─── Records provided ───
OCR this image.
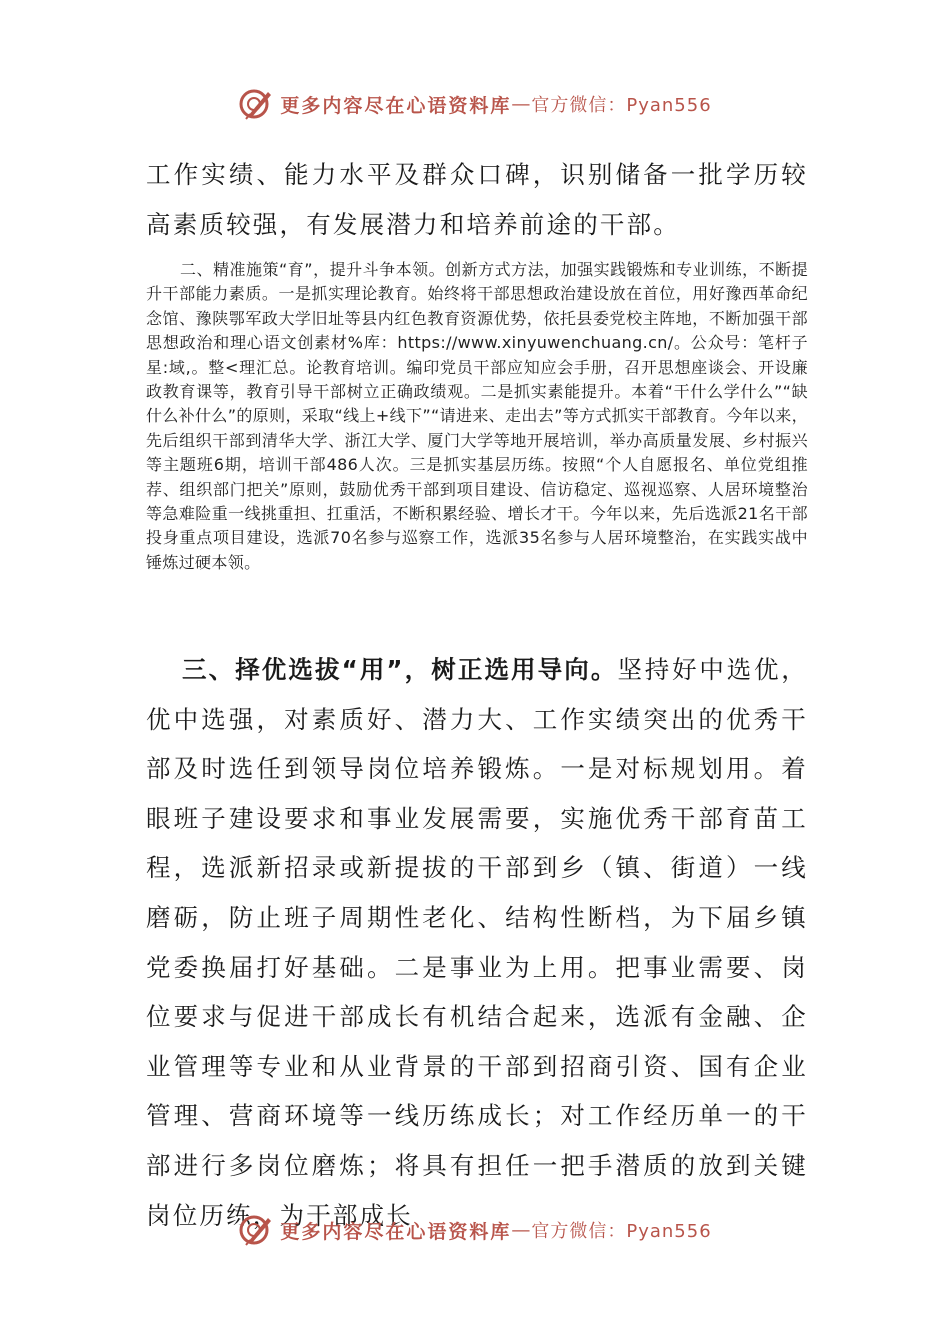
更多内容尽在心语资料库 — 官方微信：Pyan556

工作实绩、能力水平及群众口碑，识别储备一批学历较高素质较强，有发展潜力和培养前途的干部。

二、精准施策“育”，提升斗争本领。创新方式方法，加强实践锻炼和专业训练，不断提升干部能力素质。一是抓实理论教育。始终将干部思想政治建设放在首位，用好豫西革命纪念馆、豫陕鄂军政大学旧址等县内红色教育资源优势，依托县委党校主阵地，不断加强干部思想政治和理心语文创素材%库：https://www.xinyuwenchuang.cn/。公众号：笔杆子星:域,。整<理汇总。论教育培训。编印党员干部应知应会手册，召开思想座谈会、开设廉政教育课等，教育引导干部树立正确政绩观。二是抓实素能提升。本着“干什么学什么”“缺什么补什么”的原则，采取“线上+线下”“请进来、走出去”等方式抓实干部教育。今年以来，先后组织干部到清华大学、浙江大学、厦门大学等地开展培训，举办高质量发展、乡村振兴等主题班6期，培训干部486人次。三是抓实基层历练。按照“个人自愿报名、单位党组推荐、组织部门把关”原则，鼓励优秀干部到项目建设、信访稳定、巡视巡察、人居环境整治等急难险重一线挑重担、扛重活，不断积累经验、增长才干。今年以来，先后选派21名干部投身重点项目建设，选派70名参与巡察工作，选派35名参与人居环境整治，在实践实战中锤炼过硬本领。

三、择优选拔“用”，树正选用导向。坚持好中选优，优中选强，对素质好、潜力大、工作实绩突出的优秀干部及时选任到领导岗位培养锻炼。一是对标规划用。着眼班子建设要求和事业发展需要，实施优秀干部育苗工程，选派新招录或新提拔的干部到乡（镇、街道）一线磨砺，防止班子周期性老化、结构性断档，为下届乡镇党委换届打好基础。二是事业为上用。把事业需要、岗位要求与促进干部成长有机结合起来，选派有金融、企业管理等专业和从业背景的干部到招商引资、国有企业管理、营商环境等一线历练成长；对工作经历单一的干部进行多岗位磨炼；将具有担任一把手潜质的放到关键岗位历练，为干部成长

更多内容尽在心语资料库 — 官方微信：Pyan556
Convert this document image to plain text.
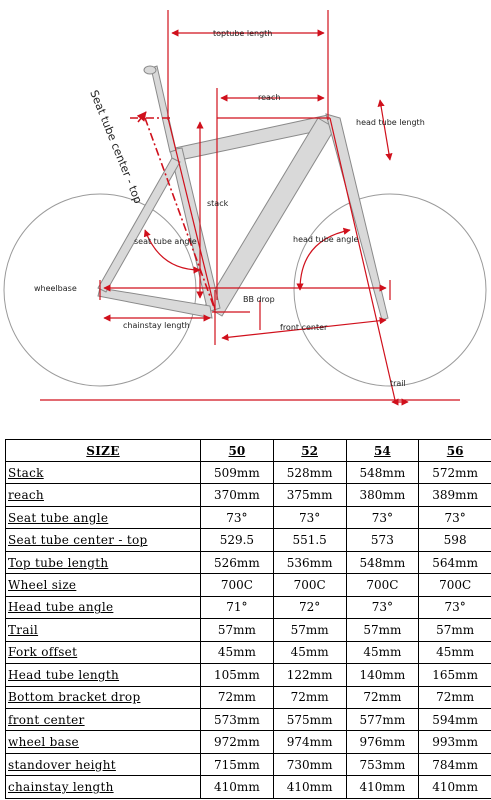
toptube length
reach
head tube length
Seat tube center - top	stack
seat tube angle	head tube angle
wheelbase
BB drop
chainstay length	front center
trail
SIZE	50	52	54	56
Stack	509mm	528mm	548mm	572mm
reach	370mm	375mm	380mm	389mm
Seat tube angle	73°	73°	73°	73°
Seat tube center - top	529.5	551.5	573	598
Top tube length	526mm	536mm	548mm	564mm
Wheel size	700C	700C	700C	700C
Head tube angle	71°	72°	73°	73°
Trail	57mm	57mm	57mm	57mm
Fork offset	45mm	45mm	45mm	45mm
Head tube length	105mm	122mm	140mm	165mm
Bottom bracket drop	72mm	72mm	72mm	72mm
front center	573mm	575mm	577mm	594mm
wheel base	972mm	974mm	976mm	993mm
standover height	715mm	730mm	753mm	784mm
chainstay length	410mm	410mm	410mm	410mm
───
*Problem details:* Write out the data precisely as given, excluding the pictures.

*Result below:*
OCR this image.
更多内容尽在心语资料库 — 官方微信：Pyan556

工作实绩、能力水平及群众口碑，识别储备一批学历较高素质较强，有发展潜力和培养前途的干部。

二、精准施策“育”，提升斗争本领。创新方式方法，加强实践锻炼和专业训练，不断提升干部能力素质。一是抓实理论教育。始终将干部思想政治建设放在首位，用好豫西革命纪念馆、豫陕鄂军政大学旧址等县内红色教育资源优势，依托县委党校主阵地，不断加强干部思想政治和理心语文创素材%库：https://www.xinyuwenchuang.cn/。公众号：笔杆子星:域,。整<理汇总。论教育培训。编印党员干部应知应会手册，召开思想座谈会、开设廉政教育课等，教育引导干部树立正确政绩观。二是抓实素能提升。本着“干什么学什么”“缺什么补什么”的原则，采取“线上+线下”“请进来、走出去”等方式抓实干部教育。今年以来，先后组织干部到清华大学、浙江大学、厦门大学等地开展培训，举办高质量发展、乡村振兴等主题班6期，培训干部486人次。三是抓实基层历练。按照“个人自愿报名、单位党组推荐、组织部门把关”原则，鼓励优秀干部到项目建设、信访稳定、巡视巡察、人居环境整治等急难险重一线挑重担、扛重活，不断积累经验、增长才干。今年以来，先后选派21名干部投身重点项目建设，选派70名参与巡察工作，选派35名参与人居环境整治，在实践实战中锤炼过硬本领。

三、择优选拔“用”，树正选用导向。坚持好中选优，优中选强，对素质好、潜力大、工作实绩突出的优秀干部及时选任到领导岗位培养锻炼。一是对标规划用。着眼班子建设要求和事业发展需要，实施优秀干部育苗工程，选派新招录或新提拔的干部到乡（镇、街道）一线磨砺，防止班子周期性老化、结构性断档，为下届乡镇党委换届打好基础。二是事业为上用。把事业需要、岗位要求与促进干部成长有机结合起来，选派有金融、企业管理等专业和从业背景的干部到招商引资、国有企业管理、营商环境等一线历练成长；对工作经历单一的干部进行多岗位磨炼；将具有担任一把手潜质的放到关键岗位历练，为干部成长

更多内容尽在心语资料库 — 官方微信：Pyan556
Convert this document image to plain text.
toptube length
reach
head tube length
Seat tube center - top	stack
seat tube angle	head tube angle
wheelbase
BB drop
chainstay length	front center
trail
SIZE	50	52	54	56
Stack	509mm	528mm	548mm	572mm
reach	370mm	375mm	380mm	389mm
Seat tube angle	73°	73°	73°	73°
Seat tube center - top	529.5	551.5	573	598
Top tube length	526mm	536mm	548mm	564mm
Wheel size	700C	700C	700C	700C
Head tube angle	71°	72°	73°	73°
Trail	57mm	57mm	57mm	57mm
Fork offset	45mm	45mm	45mm	45mm
Head tube length	105mm	122mm	140mm	165mm
Bottom bracket drop	72mm	72mm	72mm	72mm
front center	573mm	575mm	577mm	594mm
wheel base	972mm	974mm	976mm	993mm
standover height	715mm	730mm	753mm	784mm
chainstay length	410mm	410mm	410mm	410mm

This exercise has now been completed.